Task requirements -> Set every record down verbatim and omit the pictures.

___ Source records ___

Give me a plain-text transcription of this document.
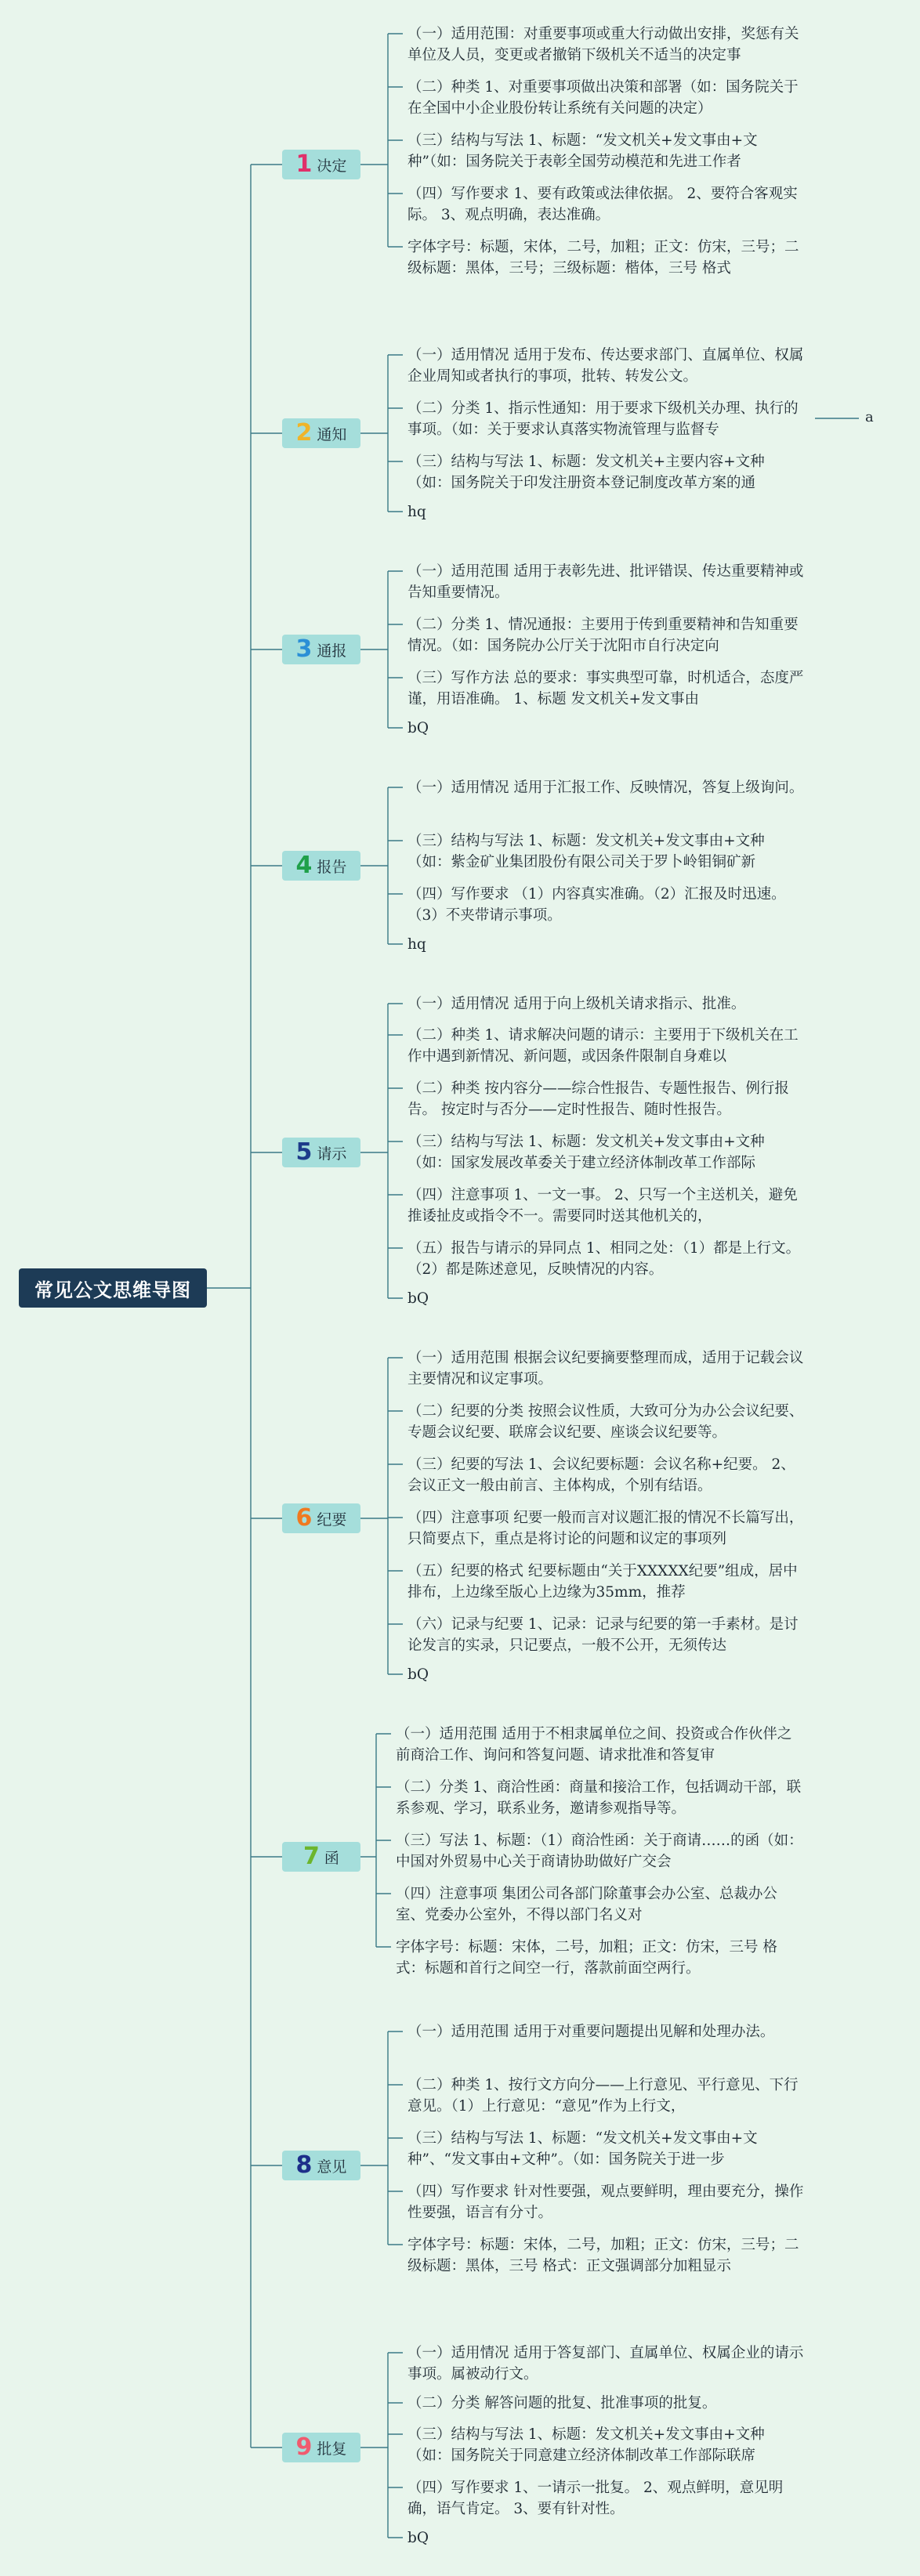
常见公文思维导图
1 决定
2 通知
3 通报
4 报告
5 请示
6 纪要
7 函
8 意见
9 批复
（一）适用范围：对重要事项或重大行动做出安排，奖惩有关单位及人员，变更或者撤销下级机关不适当的决定事
（二）种类 1、对重要事项做出决策和部署（如：国务院关于在全国中小企业股份转让系统有关问题的决定）
（三）结构与写法 1、标题：“发文机关+发文事由+文种”（如：国务院关于表彰全国劳动模范和先进工作者
（四）写作要求 1、要有政策或法律依据。 2、要符合客观实际。 3、观点明确，表达准确。
字体字号：标题，宋体，二号，加粗；正文：仿宋，三号；二级标题：黑体，三号；三级标题：楷体，三号 格式
（一）适用情况 适用于发布、传达要求部门、直属单位、权属企业周知或者执行的事项，批转、转发公文。
（二）分类 1、指示性通知：用于要求下级机关办理、执行的事项。（如：关于要求认真落实物流管理与监督专
（三）结构与写法 1、标题：发文机关+主要内容+文种（如：国务院关于印发注册资本登记制度改革方案的通
hq
（一）适用范围 适用于表彰先进、批评错误、传达重要精神或告知重要情况。
（二）分类 1、情况通报：主要用于传到重要精神和告知重要情况。（如：国务院办公厅关于沈阳市自行决定向
（三）写作方法 总的要求：事实典型可靠，时机适合，态度严谨，用语准确。 1、标题 发文机关+发文事由
bQ
（一）适用情况 适用于汇报工作、反映情况，答复上级询问。
（三）结构与写法 1、标题：发文机关+发文事由+文种（如：紫金矿业集团股份有限公司关于罗卜岭钼铜矿新
（四）写作要求 （1）内容真实准确。（2）汇报及时迅速。（3）不夹带请示事项。
hq
（一）适用情况 适用于向上级机关请求指示、批准。
（二）种类 1、请求解决问题的请示：主要用于下级机关在工作中遇到新情况、新问题，或因条件限制自身难以
（二）种类 按内容分——综合性报告、专题性报告、例行报告。 按定时与否分——定时性报告、随时性报告。
（三）结构与写法 1、标题：发文机关+发文事由+文种（如：国家发展改革委关于建立经济体制改革工作部际
（四）注意事项 1、一文一事。 2、只写一个主送机关，避免推诿扯皮或指令不一。需要同时送其他机关的，
（五）报告与请示的异同点 1、相同之处：（1）都是上行文。（2）都是陈述意见，反映情况的内容。
bQ
（一）适用范围 根据会议纪要摘要整理而成，适用于记载会议主要情况和议定事项。
（二）纪要的分类 按照会议性质，大致可分为办公会议纪要、专题会议纪要、联席会议纪要、座谈会议纪要等。
（三）纪要的写法 1、会议纪要标题：会议名称+纪要。 2、会议正文一般由前言、主体构成，个别有结语。
（四）注意事项 纪要一般而言对议题汇报的情况不长篇写出，只简要点下，重点是将讨论的问题和议定的事项列
（五）纪要的格式 纪要标题由“关于XXXXX纪要”组成，居中排布，上边缘至版心上边缘为35mm，推荐
（六）记录与纪要 1、记录：记录与纪要的第一手素材。是讨论发言的实录，只记要点，一般不公开，无须传达
bQ
（一）适用范围 适用于不相隶属单位之间、投资或合作伙伴之前商洽工作、询问和答复问题、请求批准和答复审
（二）分类 1、商洽性函：商量和接洽工作，包括调动干部，联系参观、学习，联系业务，邀请参观指导等。
（三）写法 1、标题：（1）商洽性函：关于商请……的函（如：中国对外贸易中心关于商请协助做好广交会
（四）注意事项 集团公司各部门除董事会办公室、总裁办公室、党委办公室外，不得以部门名义对
字体字号：标题：宋体，二号，加粗；正文：仿宋，三号 格式：标题和首行之间空一行，落款前面空两行。
（一）适用范围 适用于对重要问题提出见解和处理办法。
（二）种类 1、按行文方向分——上行意见、平行意见、下行意见。（1）上行意见：“意见”作为上行文，
（三）结构与写法 1、标题：“发文机关+发文事由+文种”、“发文事由+文种”。（如：国务院关于进一步
（四）写作要求 针对性要强，观点要鲜明，理由要充分，操作性要强，语言有分寸。
字体字号：标题：宋体，二号，加粗；正文：仿宋，三号；二级标题：黑体，三号 格式：正文强调部分加粗显示
（一）适用情况 适用于答复部门、直属单位、权属企业的请示事项。属被动行文。
（二）分类 解答问题的批复、批准事项的批复。
（三）结构与写法 1、标题：发文机关+发文事由+文种（如：国务院关于同意建立经济体制改革工作部际联席
（四）写作要求 1、一请示一批复。 2、观点鲜明，意见明确，语气肯定。 3、要有针对性。
bQ
a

___

Final result ->
Give me a plain-text transcription of this document.
常见公文思维导图
1 决定
2 通知
3 通报
4 报告
5 请示
6 纪要
7 函
8 意见
9 批复
（一）适用范围：对重要事项或重大行动做出安排，奖惩有关单位及人员，变更或者撤销下级机关不适当的决定事
（二）种类 1、对重要事项做出决策和部署（如：国务院关于在全国中小企业股份转让系统有关问题的决定）
（三）结构与写法 1、标题：“发文机关+发文事由+文种”（如：国务院关于表彰全国劳动模范和先进工作者
（四）写作要求 1、要有政策或法律依据。 2、要符合客观实际。 3、观点明确，表达准确。
字体字号：标题，宋体，二号，加粗；正文：仿宋，三号；二级标题：黑体，三号；三级标题：楷体，三号 格式
（一）适用情况 适用于发布、传达要求部门、直属单位、权属企业周知或者执行的事项，批转、转发公文。
（二）分类 1、指示性通知：用于要求下级机关办理、执行的事项。（如：关于要求认真落实物流管理与监督专
（三）结构与写法 1、标题：发文机关+主要内容+文种（如：国务院关于印发注册资本登记制度改革方案的通
hq
（一）适用范围 适用于表彰先进、批评错误、传达重要精神或告知重要情况。
（二）分类 1、情况通报：主要用于传到重要精神和告知重要情况。（如：国务院办公厅关于沈阳市自行决定向
（三）写作方法 总的要求：事实典型可靠，时机适合，态度严谨，用语准确。 1、标题 发文机关+发文事由
bQ
（一）适用情况 适用于汇报工作、反映情况，答复上级询问。
（三）结构与写法 1、标题：发文机关+发文事由+文种（如：紫金矿业集团股份有限公司关于罗卜岭钼铜矿新
（四）写作要求 （1）内容真实准确。（2）汇报及时迅速。（3）不夹带请示事项。
hq
（一）适用情况 适用于向上级机关请求指示、批准。
（二）种类 1、请求解决问题的请示：主要用于下级机关在工作中遇到新情况、新问题，或因条件限制自身难以
（二）种类 按内容分——综合性报告、专题性报告、例行报告。 按定时与否分——定时性报告、随时性报告。
（三）结构与写法 1、标题：发文机关+发文事由+文种（如：国家发展改革委关于建立经济体制改革工作部际
（四）注意事项 1、一文一事。 2、只写一个主送机关，避免推诿扯皮或指令不一。需要同时送其他机关的，
（五）报告与请示的异同点 1、相同之处：（1）都是上行文。（2）都是陈述意见，反映情况的内容。
bQ
（一）适用范围 根据会议纪要摘要整理而成，适用于记载会议主要情况和议定事项。
（二）纪要的分类 按照会议性质，大致可分为办公会议纪要、专题会议纪要、联席会议纪要、座谈会议纪要等。
（三）纪要的写法 1、会议纪要标题：会议名称+纪要。 2、会议正文一般由前言、主体构成，个别有结语。
（四）注意事项 纪要一般而言对议题汇报的情况不长篇写出，只简要点下，重点是将讨论的问题和议定的事项列
（五）纪要的格式 纪要标题由“关于XXXXX纪要”组成，居中排布，上边缘至版心上边缘为35mm，推荐
（六）记录与纪要 1、记录：记录与纪要的第一手素材。是讨论发言的实录，只记要点，一般不公开，无须传达
bQ
（一）适用范围 适用于不相隶属单位之间、投资或合作伙伴之前商洽工作、询问和答复问题、请求批准和答复审
（二）分类 1、商洽性函：商量和接洽工作，包括调动干部，联系参观、学习，联系业务，邀请参观指导等。
（三）写法 1、标题：（1）商洽性函：关于商请……的函（如：中国对外贸易中心关于商请协助做好广交会
（四）注意事项 集团公司各部门除董事会办公室、总裁办公室、党委办公室外，不得以部门名义对
字体字号：标题：宋体，二号，加粗；正文：仿宋，三号 格式：标题和首行之间空一行，落款前面空两行。
（一）适用范围 适用于对重要问题提出见解和处理办法。
（二）种类 1、按行文方向分——上行意见、平行意见、下行意见。（1）上行意见：“意见”作为上行文，
（三）结构与写法 1、标题：“发文机关+发文事由+文种”、“发文事由+文种”。（如：国务院关于进一步
（四）写作要求 针对性要强，观点要鲜明，理由要充分，操作性要强，语言有分寸。
字体字号：标题：宋体，二号，加粗；正文：仿宋，三号；二级标题：黑体，三号 格式：正文强调部分加粗显示
（一）适用情况 适用于答复部门、直属单位、权属企业的请示事项。属被动行文。
（二）分类 解答问题的批复、批准事项的批复。
（三）结构与写法 1、标题：发文机关+发文事由+文种（如：国务院关于同意建立经济体制改革工作部际联席
（四）写作要求 1、一请示一批复。 2、观点鲜明，意见明确，语气肯定。 3、要有针对性。
bQ
a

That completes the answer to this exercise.